**Task instructions**.
Print the entries in full, word for word, but not the pictures.
+ + + + +
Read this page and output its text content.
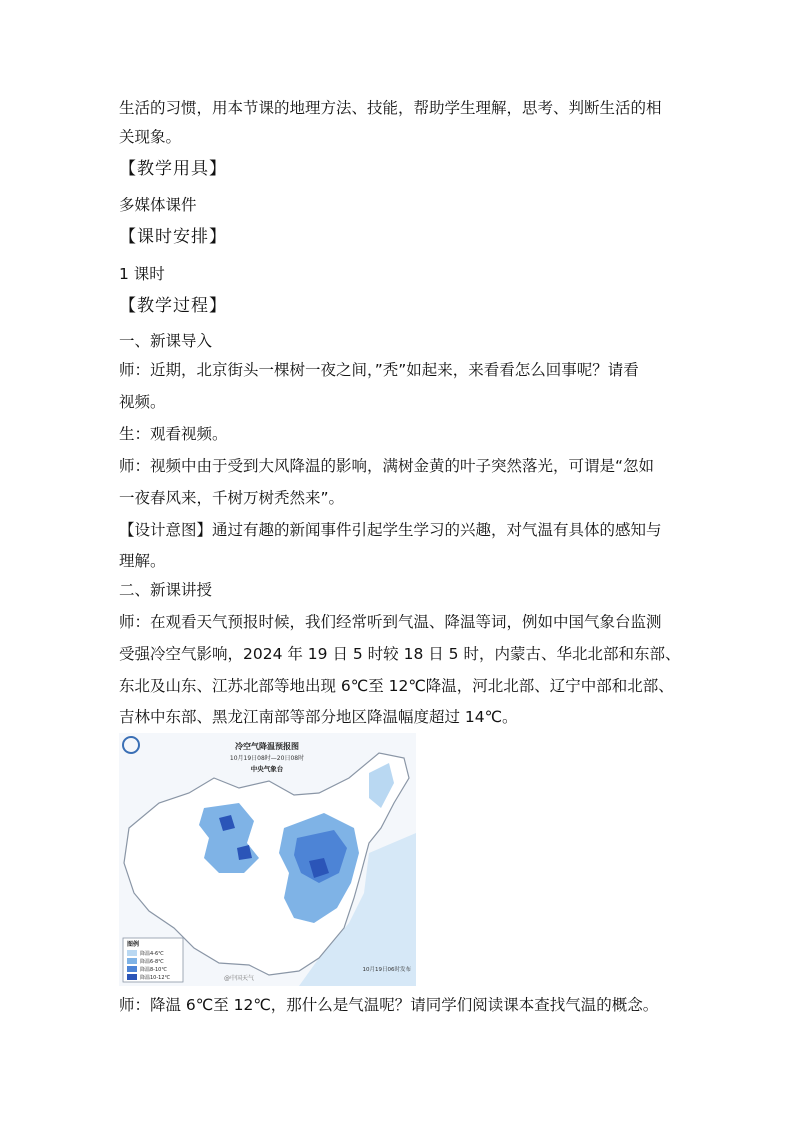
生活的习惯，用本节课的地理方法、技能，帮助学生理解，思考、判断生活的相

关现象。

【教学用具】

多媒体课件

【课时安排】

1 课时

【教学过程】

一、新课导入

师：近期，北京街头一棵树一夜之间，”秃”如起来，来看看怎么回事呢？请看

视频。

生：观看视频。

师：视频中由于受到大风降温的影响，满树金黄的叶子突然落光，可谓是“忽如

一夜春风来，千树万树秃然来”。

【设计意图】通过有趣的新闻事件引起学生学习的兴趣，对气温有具体的感知与

理解。

二、新课讲授

师：在观看天气预报时候，我们经常听到气温、降温等词，例如中国气象台监测

受强冷空气影响，2024 年 19 日 5 时较 18 日 5 时，内蒙古、华北北部和东部、

东北及山东、江苏北部等地出现 6℃至 12℃降温，河北北部、辽宁中部和北部、

吉林中东部、黑龙江南部等部分地区降温幅度超过 14℃。

冷空气降温预报图
10月19日08时—20日08时
中央气象台
图例
降温4-6℃
降温6-8℃
降温8-10℃
降温10-12℃	@中国天气
10月19日06时发布

师：降温 6℃至 12℃，那什么是气温呢？请同学们阅读课本查找气温的概念。
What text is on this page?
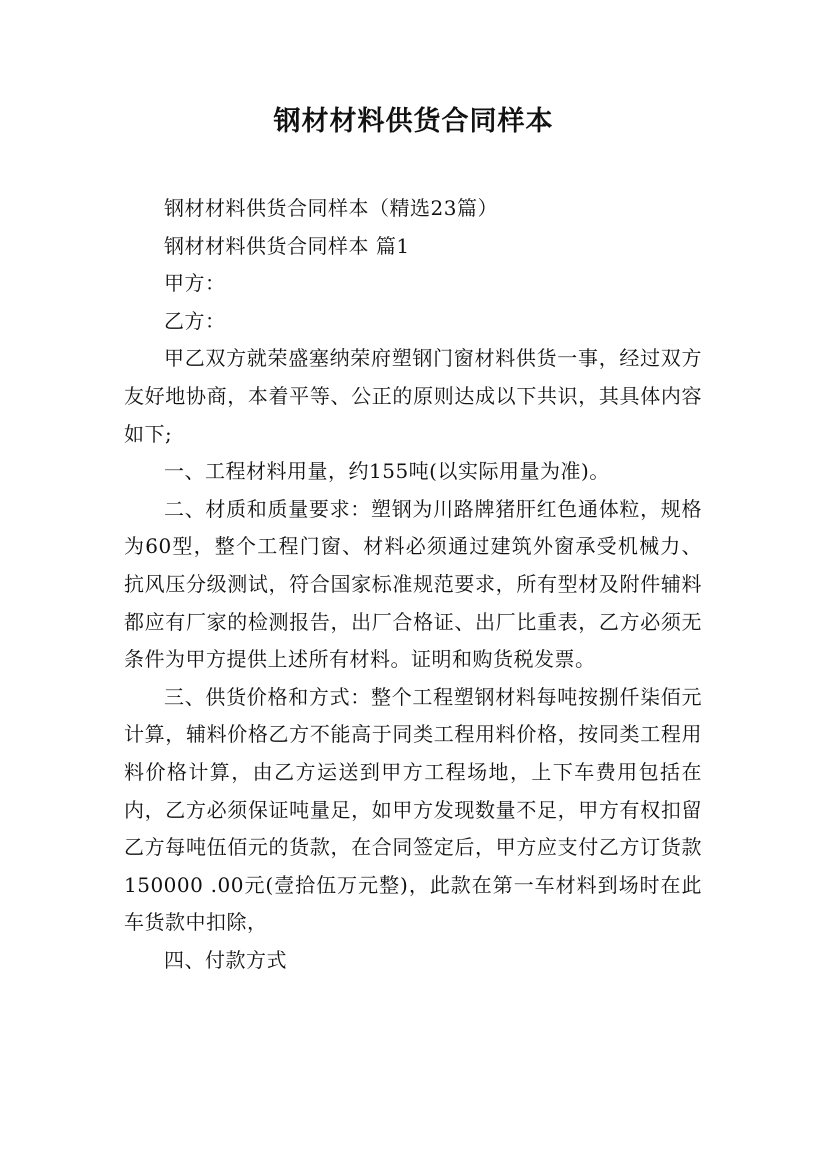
钢材材料供货合同样本

钢材材料供货合同样本（精选23篇）

钢材材料供货合同样本 篇1

甲方：

乙方：

甲乙双方就荣盛塞纳荣府塑钢门窗材料供货一事，经过双方友好地协商，本着平等、公正的原则达成以下共识，其具体内容如下;

一、工程材料用量，约155吨(以实际用量为准)。

二、材质和质量要求：塑钢为川路牌猪肝红色通体粒，规格为60型，整个工程门窗、材料必须通过建筑外窗承受机械力、抗风压分级测试，符合国家标准规范要求，所有型材及附件辅料都应有厂家的检测报告，出厂合格证、出厂比重表，乙方必须无条件为甲方提供上述所有材料。证明和购货税发票。

三、供货价格和方式：整个工程塑钢材料每吨按捌仟柒佰元计算，辅料价格乙方不能高于同类工程用料价格，按同类工程用料价格计算，由乙方运送到甲方工程场地，上下车费用包括在内，乙方必须保证吨量足，如甲方发现数量不足，甲方有权扣留乙方每吨伍佰元的货款，在合同签定后，甲方应支付乙方订货款150000 .00元(壹拾伍万元整)，此款在第一车材料到场时在此车货款中扣除，

四、付款方式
+ + + + +
**The result**.
Read this page and output its text content.
生活的习惯，用本节课的地理方法、技能，帮助学生理解，思考、判断生活的相

关现象。

【教学用具】

多媒体课件

【课时安排】

1 课时

【教学过程】

一、新课导入

师：近期，北京街头一棵树一夜之间，”秃”如起来，来看看怎么回事呢？请看

视频。

生：观看视频。

师：视频中由于受到大风降温的影响，满树金黄的叶子突然落光，可谓是“忽如

一夜春风来，千树万树秃然来”。

【设计意图】通过有趣的新闻事件引起学生学习的兴趣，对气温有具体的感知与

理解。

二、新课讲授

师：在观看天气预报时候，我们经常听到气温、降温等词，例如中国气象台监测

受强冷空气影响，2024 年 19 日 5 时较 18 日 5 时，内蒙古、华北北部和东部、

东北及山东、江苏北部等地出现 6℃至 12℃降温，河北北部、辽宁中部和北部、

吉林中东部、黑龙江南部等部分地区降温幅度超过 14℃。

冷空气降温预报图
10月19日08时—20日08时
中央气象台
图例
降温4-6℃
降温6-8℃
降温8-10℃
降温10-12℃	@中国天气
10月19日06时发布

师：降温 6℃至 12℃，那什么是气温呢？请同学们阅读课本查找气温的概念。
What text is on this page?
钢材材料供货合同样本

钢材材料供货合同样本（精选23篇）

钢材材料供货合同样本 篇1

甲方：

乙方：

甲乙双方就荣盛塞纳荣府塑钢门窗材料供货一事，经过双方友好地协商，本着平等、公正的原则达成以下共识，其具体内容如下;

一、工程材料用量，约155吨(以实际用量为准)。

二、材质和质量要求：塑钢为川路牌猪肝红色通体粒，规格为60型，整个工程门窗、材料必须通过建筑外窗承受机械力、抗风压分级测试，符合国家标准规范要求，所有型材及附件辅料都应有厂家的检测报告，出厂合格证、出厂比重表，乙方必须无条件为甲方提供上述所有材料。证明和购货税发票。

三、供货价格和方式：整个工程塑钢材料每吨按捌仟柒佰元计算，辅料价格乙方不能高于同类工程用料价格，按同类工程用料价格计算，由乙方运送到甲方工程场地，上下车费用包括在内，乙方必须保证吨量足，如甲方发现数量不足，甲方有权扣留乙方每吨伍佰元的货款，在合同签定后，甲方应支付乙方订货款150000 .00元(壹拾伍万元整)，此款在第一车材料到场时在此车货款中扣除，

四、付款方式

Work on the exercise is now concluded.